Objective
Pull out every line with the word "blank" from the entries below.
########################################
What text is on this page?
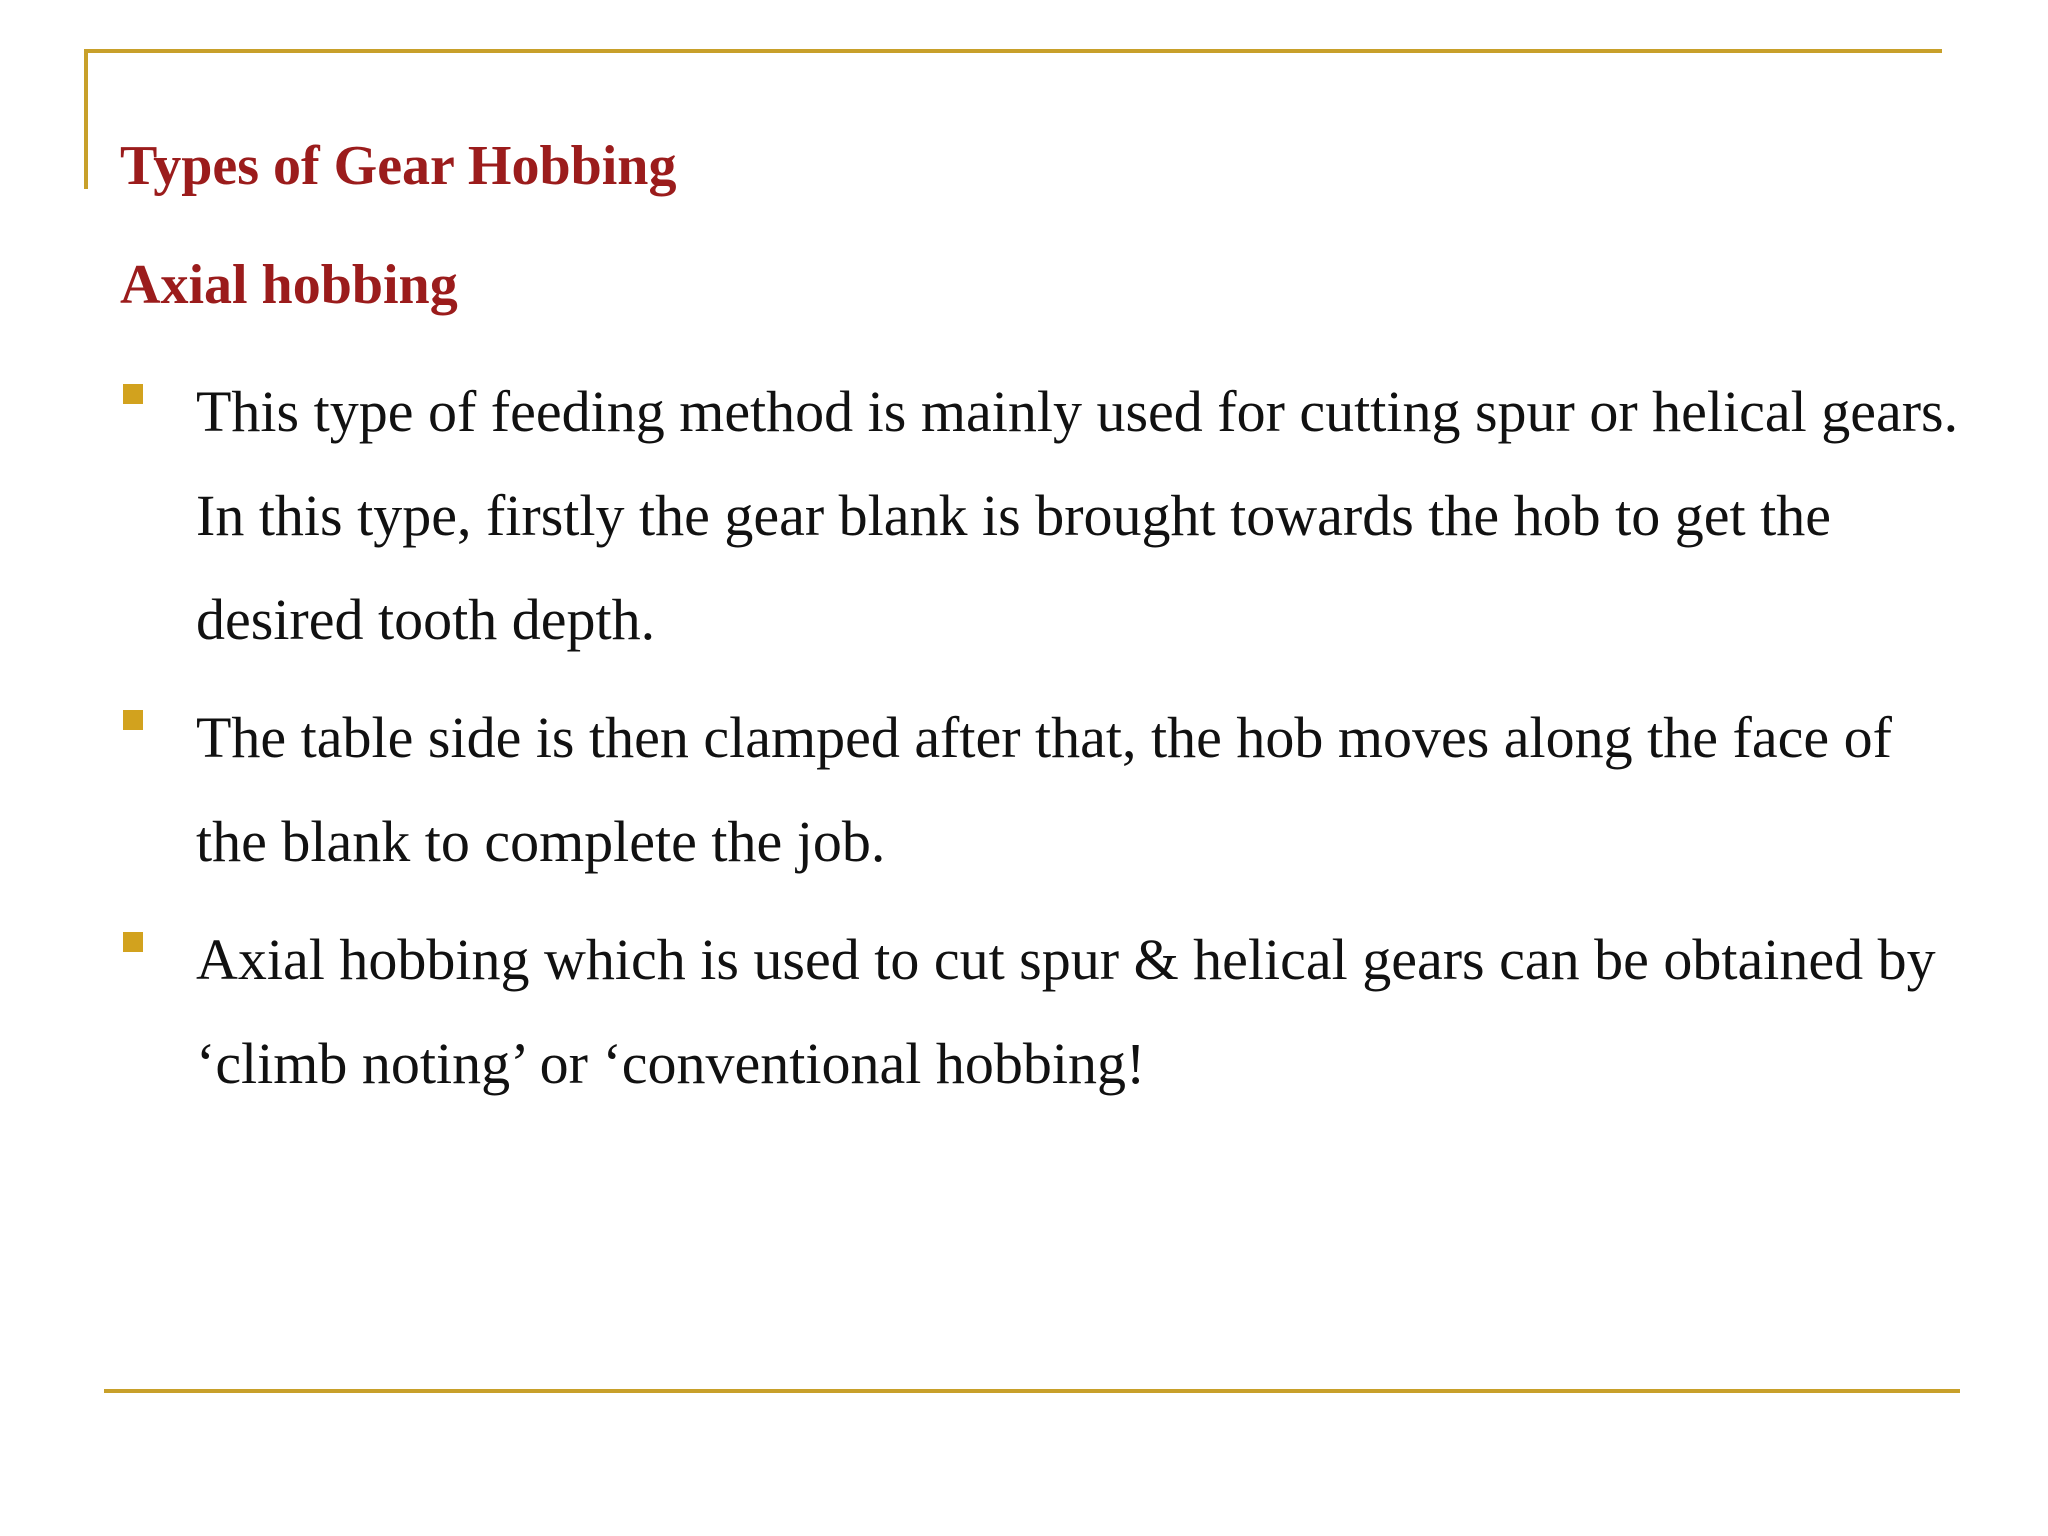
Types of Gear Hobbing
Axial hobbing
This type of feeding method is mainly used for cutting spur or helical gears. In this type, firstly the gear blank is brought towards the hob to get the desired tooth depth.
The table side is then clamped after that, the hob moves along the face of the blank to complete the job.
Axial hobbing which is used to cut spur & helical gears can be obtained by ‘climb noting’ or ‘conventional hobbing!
########################################
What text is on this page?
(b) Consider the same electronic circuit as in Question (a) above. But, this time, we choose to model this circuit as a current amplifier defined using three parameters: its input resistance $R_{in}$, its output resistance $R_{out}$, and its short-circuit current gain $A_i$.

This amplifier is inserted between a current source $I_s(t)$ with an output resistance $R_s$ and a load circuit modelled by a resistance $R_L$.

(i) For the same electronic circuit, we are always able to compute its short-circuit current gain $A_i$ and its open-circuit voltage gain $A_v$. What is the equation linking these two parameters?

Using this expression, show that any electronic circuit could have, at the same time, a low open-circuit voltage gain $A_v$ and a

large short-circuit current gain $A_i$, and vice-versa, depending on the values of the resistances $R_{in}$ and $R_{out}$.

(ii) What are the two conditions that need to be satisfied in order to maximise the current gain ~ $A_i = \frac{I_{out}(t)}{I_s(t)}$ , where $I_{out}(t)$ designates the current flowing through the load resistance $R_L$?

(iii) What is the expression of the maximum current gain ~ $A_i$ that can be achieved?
########################################
Exercise result
This type of feeding method is mainly used for cutting spur or helical gears. In this type, firstly the gear blank is brought towards the hob to get the desired tooth depth.
The table side is then clamped after that, the hob moves along the face of the blank to complete the job.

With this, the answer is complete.